* The exercise:
Return the full listing exactly as it is written.

* Entries:

'''

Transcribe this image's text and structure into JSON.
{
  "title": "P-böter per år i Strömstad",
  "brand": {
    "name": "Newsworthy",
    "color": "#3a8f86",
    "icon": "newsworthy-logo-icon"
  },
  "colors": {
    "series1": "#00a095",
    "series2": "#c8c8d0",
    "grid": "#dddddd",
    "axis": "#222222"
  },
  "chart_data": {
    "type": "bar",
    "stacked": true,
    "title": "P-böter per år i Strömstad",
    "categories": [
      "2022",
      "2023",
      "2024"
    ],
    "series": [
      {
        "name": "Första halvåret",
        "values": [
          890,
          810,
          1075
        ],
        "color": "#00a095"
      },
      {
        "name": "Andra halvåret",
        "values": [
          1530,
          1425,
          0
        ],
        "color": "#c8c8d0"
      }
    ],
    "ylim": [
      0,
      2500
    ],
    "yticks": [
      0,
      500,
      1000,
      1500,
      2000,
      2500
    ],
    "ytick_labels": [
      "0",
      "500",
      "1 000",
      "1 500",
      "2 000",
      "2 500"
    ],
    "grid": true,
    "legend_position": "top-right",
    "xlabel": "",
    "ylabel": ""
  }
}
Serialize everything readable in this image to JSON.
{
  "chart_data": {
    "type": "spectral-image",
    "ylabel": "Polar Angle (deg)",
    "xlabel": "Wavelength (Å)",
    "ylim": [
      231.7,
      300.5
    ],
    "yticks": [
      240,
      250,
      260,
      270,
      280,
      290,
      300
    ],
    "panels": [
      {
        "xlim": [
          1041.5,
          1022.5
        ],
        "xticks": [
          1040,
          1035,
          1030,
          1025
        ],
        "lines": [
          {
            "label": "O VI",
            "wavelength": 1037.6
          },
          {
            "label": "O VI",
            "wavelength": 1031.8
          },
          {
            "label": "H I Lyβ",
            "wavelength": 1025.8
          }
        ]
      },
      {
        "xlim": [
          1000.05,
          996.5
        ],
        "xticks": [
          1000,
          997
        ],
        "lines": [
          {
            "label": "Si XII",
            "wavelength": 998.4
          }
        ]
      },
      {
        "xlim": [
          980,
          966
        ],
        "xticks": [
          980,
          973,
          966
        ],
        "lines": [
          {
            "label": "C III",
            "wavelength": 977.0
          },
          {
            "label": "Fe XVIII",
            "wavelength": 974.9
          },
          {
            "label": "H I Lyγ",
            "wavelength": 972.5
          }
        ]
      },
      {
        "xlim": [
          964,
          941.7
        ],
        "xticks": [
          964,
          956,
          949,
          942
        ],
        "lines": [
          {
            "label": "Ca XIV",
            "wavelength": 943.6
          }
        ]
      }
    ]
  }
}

'''

* Output of the task:
Transcribe this image's text and structure into JSON.
{
  "title": "P-böter per år i Strömstad",
  "brand": {
    "name": "Newsworthy",
    "color": "#3a8f86",
    "icon": "newsworthy-logo-icon"
  },
  "colors": {
    "series1": "#00a095",
    "series2": "#c8c8d0",
    "grid": "#dddddd",
    "axis": "#222222"
  },
  "chart_data": {
    "type": "bar",
    "stacked": true,
    "title": "P-böter per år i Strömstad",
    "categories": [
      "2022",
      "2023",
      "2024"
    ],
    "series": [
      {
        "name": "Första halvåret",
        "values": [
          890,
          810,
          1075
        ],
        "color": "#00a095"
      },
      {
        "name": "Andra halvåret",
        "values": [
          1530,
          1425,
          0
        ],
        "color": "#c8c8d0"
      }
    ],
    "ylim": [
      0,
      2500
    ],
    "yticks": [
      0,
      500,
      1000,
      1500,
      2000,
      2500
    ],
    "ytick_labels": [
      "0",
      "500",
      "1 000",
      "1 500",
      "2 000",
      "2 500"
    ],
    "grid": true,
    "legend_position": "top-right",
    "xlabel": "",
    "ylabel": ""
  }
}
Serialize everything readable in this image to JSON.
{
  "chart_data": {
    "type": "spectral-image",
    "ylabel": "Polar Angle (deg)",
    "xlabel": "Wavelength (Å)",
    "ylim": [
      231.7,
      300.5
    ],
    "yticks": [
      240,
      250,
      260,
      270,
      280,
      290,
      300
    ],
    "panels": [
      {
        "xlim": [
          1041.5,
          1022.5
        ],
        "xticks": [
          1040,
          1035,
          1030,
          1025
        ],
        "lines": [
          {
            "label": "O VI",
            "wavelength": 1037.6
          },
          {
            "label": "O VI",
            "wavelength": 1031.8
          },
          {
            "label": "H I Lyβ",
            "wavelength": 1025.8
          }
        ]
      },
      {
        "xlim": [
          1000.05,
          996.5
        ],
        "xticks": [
          1000,
          997
        ],
        "lines": [
          {
            "label": "Si XII",
            "wavelength": 998.4
          }
        ]
      },
      {
        "xlim": [
          980,
          966
        ],
        "xticks": [
          980,
          973,
          966
        ],
        "lines": [
          {
            "label": "C III",
            "wavelength": 977.0
          },
          {
            "label": "Fe XVIII",
            "wavelength": 974.9
          },
          {
            "label": "H I Lyγ",
            "wavelength": 972.5
          }
        ]
      },
      {
        "xlim": [
          964,
          941.7
        ],
        "xticks": [
          964,
          956,
          949,
          942
        ],
        "lines": [
          {
            "label": "Ca XIV",
            "wavelength": 943.6
          }
        ]
      }
    ]
  }
}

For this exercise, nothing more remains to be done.